Stated goal>
Copy the lines that follow, keeping every character the same.

[Records about charts and figures]
================================
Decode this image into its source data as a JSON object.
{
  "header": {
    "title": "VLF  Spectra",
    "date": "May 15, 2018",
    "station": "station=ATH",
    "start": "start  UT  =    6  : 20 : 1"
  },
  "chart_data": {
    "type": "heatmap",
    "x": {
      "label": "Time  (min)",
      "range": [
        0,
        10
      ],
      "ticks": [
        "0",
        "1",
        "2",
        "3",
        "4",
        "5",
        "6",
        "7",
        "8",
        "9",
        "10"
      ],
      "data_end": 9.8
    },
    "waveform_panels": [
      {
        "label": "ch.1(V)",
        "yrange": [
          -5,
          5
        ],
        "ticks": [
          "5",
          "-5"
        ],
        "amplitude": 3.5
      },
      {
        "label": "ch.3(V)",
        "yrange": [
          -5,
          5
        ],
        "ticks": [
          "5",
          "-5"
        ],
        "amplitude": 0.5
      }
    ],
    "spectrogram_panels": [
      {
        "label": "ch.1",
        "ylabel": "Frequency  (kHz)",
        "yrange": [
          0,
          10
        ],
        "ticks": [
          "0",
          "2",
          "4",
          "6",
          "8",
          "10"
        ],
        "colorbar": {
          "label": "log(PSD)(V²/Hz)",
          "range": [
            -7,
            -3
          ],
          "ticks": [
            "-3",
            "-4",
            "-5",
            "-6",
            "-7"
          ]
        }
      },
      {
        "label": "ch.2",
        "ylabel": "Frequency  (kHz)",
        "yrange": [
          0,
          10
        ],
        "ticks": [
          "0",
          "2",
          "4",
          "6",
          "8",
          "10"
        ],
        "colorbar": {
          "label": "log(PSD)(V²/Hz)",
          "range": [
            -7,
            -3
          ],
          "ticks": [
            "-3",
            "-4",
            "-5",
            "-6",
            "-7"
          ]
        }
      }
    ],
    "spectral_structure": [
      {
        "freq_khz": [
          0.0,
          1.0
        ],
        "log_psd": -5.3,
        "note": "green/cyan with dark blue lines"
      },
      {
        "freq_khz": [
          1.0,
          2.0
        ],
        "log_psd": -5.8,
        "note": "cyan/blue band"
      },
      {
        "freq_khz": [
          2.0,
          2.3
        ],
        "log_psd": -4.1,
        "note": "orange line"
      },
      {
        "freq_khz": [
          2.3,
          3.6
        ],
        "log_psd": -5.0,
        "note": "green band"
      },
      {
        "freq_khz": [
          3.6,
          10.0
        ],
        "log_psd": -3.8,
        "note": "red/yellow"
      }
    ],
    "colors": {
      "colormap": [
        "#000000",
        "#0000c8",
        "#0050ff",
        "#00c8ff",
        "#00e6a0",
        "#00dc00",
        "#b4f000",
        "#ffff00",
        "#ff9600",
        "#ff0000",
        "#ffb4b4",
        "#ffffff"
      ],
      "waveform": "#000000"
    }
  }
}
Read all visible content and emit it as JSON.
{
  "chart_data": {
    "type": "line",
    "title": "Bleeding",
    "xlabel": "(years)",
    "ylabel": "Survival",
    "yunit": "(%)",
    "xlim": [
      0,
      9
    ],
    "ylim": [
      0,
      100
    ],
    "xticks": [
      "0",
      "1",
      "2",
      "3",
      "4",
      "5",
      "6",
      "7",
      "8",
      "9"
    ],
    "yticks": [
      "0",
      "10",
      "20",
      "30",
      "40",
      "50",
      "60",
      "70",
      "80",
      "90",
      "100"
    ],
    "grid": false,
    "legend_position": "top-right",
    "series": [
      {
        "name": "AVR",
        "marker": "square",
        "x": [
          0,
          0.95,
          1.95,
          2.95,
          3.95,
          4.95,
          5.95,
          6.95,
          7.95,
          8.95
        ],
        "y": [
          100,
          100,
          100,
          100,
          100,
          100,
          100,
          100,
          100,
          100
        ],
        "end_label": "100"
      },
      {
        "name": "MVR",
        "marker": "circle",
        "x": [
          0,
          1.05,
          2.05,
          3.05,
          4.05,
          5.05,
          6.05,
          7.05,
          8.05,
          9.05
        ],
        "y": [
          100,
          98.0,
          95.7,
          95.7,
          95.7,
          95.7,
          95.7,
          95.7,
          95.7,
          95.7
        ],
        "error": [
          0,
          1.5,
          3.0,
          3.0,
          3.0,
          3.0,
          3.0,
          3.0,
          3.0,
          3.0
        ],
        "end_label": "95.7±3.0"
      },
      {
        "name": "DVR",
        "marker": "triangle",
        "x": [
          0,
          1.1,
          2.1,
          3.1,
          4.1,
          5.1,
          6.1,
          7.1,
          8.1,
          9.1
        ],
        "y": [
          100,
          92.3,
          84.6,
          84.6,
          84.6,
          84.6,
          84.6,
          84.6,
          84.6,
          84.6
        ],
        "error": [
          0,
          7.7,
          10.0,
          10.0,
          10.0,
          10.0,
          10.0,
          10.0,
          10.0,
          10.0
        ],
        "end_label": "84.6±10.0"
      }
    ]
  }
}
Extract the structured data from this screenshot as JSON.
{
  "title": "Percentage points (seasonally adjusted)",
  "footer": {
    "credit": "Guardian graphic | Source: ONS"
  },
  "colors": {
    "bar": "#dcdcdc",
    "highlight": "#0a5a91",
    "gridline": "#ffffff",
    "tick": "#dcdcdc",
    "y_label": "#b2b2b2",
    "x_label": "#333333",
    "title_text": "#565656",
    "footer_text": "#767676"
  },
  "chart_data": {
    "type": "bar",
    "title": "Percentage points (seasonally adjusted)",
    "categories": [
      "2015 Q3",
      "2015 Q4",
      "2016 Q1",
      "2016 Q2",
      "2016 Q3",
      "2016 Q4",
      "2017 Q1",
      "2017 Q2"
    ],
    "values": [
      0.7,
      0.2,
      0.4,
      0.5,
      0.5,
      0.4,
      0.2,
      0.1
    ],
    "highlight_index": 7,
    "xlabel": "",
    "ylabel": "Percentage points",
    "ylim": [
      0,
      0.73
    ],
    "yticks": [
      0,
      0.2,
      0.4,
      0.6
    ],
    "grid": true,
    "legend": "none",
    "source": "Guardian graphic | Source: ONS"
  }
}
================================
Reply>
Decode this image into its source data as a JSON object.
{
  "header": {
    "title": "VLF  Spectra",
    "date": "May 15, 2018",
    "station": "station=ATH",
    "start": "start  UT  =    6  : 20 : 1"
  },
  "chart_data": {
    "type": "heatmap",
    "x": {
      "label": "Time  (min)",
      "range": [
        0,
        10
      ],
      "ticks": [
        "0",
        "1",
        "2",
        "3",
        "4",
        "5",
        "6",
        "7",
        "8",
        "9",
        "10"
      ],
      "data_end": 9.8
    },
    "waveform_panels": [
      {
        "label": "ch.1(V)",
        "yrange": [
          -5,
          5
        ],
        "ticks": [
          "5",
          "-5"
        ],
        "amplitude": 3.5
      },
      {
        "label": "ch.3(V)",
        "yrange": [
          -5,
          5
        ],
        "ticks": [
          "5",
          "-5"
        ],
        "amplitude": 0.5
      }
    ],
    "spectrogram_panels": [
      {
        "label": "ch.1",
        "ylabel": "Frequency  (kHz)",
        "yrange": [
          0,
          10
        ],
        "ticks": [
          "0",
          "2",
          "4",
          "6",
          "8",
          "10"
        ],
        "colorbar": {
          "label": "log(PSD)(V²/Hz)",
          "range": [
            -7,
            -3
          ],
          "ticks": [
            "-3",
            "-4",
            "-5",
            "-6",
            "-7"
          ]
        }
      },
      {
        "label": "ch.2",
        "ylabel": "Frequency  (kHz)",
        "yrange": [
          0,
          10
        ],
        "ticks": [
          "0",
          "2",
          "4",
          "6",
          "8",
          "10"
        ],
        "colorbar": {
          "label": "log(PSD)(V²/Hz)",
          "range": [
            -7,
            -3
          ],
          "ticks": [
            "-3",
            "-4",
            "-5",
            "-6",
            "-7"
          ]
        }
      }
    ],
    "spectral_structure": [
      {
        "freq_khz": [
          0.0,
          1.0
        ],
        "log_psd": -5.3,
        "note": "green/cyan with dark blue lines"
      },
      {
        "freq_khz": [
          1.0,
          2.0
        ],
        "log_psd": -5.8,
        "note": "cyan/blue band"
      },
      {
        "freq_khz": [
          2.0,
          2.3
        ],
        "log_psd": -4.1,
        "note": "orange line"
      },
      {
        "freq_khz": [
          2.3,
          3.6
        ],
        "log_psd": -5.0,
        "note": "green band"
      },
      {
        "freq_khz": [
          3.6,
          10.0
        ],
        "log_psd": -3.8,
        "note": "red/yellow"
      }
    ],
    "colors": {
      "colormap": [
        "#000000",
        "#0000c8",
        "#0050ff",
        "#00c8ff",
        "#00e6a0",
        "#00dc00",
        "#b4f000",
        "#ffff00",
        "#ff9600",
        "#ff0000",
        "#ffb4b4",
        "#ffffff"
      ],
      "waveform": "#000000"
    }
  }
}
Read all visible content and emit it as JSON.
{
  "chart_data": {
    "type": "line",
    "title": "Bleeding",
    "xlabel": "(years)",
    "ylabel": "Survival",
    "yunit": "(%)",
    "xlim": [
      0,
      9
    ],
    "ylim": [
      0,
      100
    ],
    "xticks": [
      "0",
      "1",
      "2",
      "3",
      "4",
      "5",
      "6",
      "7",
      "8",
      "9"
    ],
    "yticks": [
      "0",
      "10",
      "20",
      "30",
      "40",
      "50",
      "60",
      "70",
      "80",
      "90",
      "100"
    ],
    "grid": false,
    "legend_position": "top-right",
    "series": [
      {
        "name": "AVR",
        "marker": "square",
        "x": [
          0,
          0.95,
          1.95,
          2.95,
          3.95,
          4.95,
          5.95,
          6.95,
          7.95,
          8.95
        ],
        "y": [
          100,
          100,
          100,
          100,
          100,
          100,
          100,
          100,
          100,
          100
        ],
        "end_label": "100"
      },
      {
        "name": "MVR",
        "marker": "circle",
        "x": [
          0,
          1.05,
          2.05,
          3.05,
          4.05,
          5.05,
          6.05,
          7.05,
          8.05,
          9.05
        ],
        "y": [
          100,
          98.0,
          95.7,
          95.7,
          95.7,
          95.7,
          95.7,
          95.7,
          95.7,
          95.7
        ],
        "error": [
          0,
          1.5,
          3.0,
          3.0,
          3.0,
          3.0,
          3.0,
          3.0,
          3.0,
          3.0
        ],
        "end_label": "95.7±3.0"
      },
      {
        "name": "DVR",
        "marker": "triangle",
        "x": [
          0,
          1.1,
          2.1,
          3.1,
          4.1,
          5.1,
          6.1,
          7.1,
          8.1,
          9.1
        ],
        "y": [
          100,
          92.3,
          84.6,
          84.6,
          84.6,
          84.6,
          84.6,
          84.6,
          84.6,
          84.6
        ],
        "error": [
          0,
          7.7,
          10.0,
          10.0,
          10.0,
          10.0,
          10.0,
          10.0,
          10.0,
          10.0
        ],
        "end_label": "84.6±10.0"
      }
    ]
  }
}
Extract the structured data from this screenshot as JSON.
{
  "title": "Percentage points (seasonally adjusted)",
  "footer": {
    "credit": "Guardian graphic | Source: ONS"
  },
  "colors": {
    "bar": "#dcdcdc",
    "highlight": "#0a5a91",
    "gridline": "#ffffff",
    "tick": "#dcdcdc",
    "y_label": "#b2b2b2",
    "x_label": "#333333",
    "title_text": "#565656",
    "footer_text": "#767676"
  },
  "chart_data": {
    "type": "bar",
    "title": "Percentage points (seasonally adjusted)",
    "categories": [
      "2015 Q3",
      "2015 Q4",
      "2016 Q1",
      "2016 Q2",
      "2016 Q3",
      "2016 Q4",
      "2017 Q1",
      "2017 Q2"
    ],
    "values": [
      0.7,
      0.2,
      0.4,
      0.5,
      0.5,
      0.4,
      0.2,
      0.1
    ],
    "highlight_index": 7,
    "xlabel": "",
    "ylabel": "Percentage points",
    "ylim": [
      0,
      0.73
    ],
    "yticks": [
      0,
      0.2,
      0.4,
      0.6
    ],
    "grid": true,
    "legend": "none",
    "source": "Guardian graphic | Source: ONS"
  }
}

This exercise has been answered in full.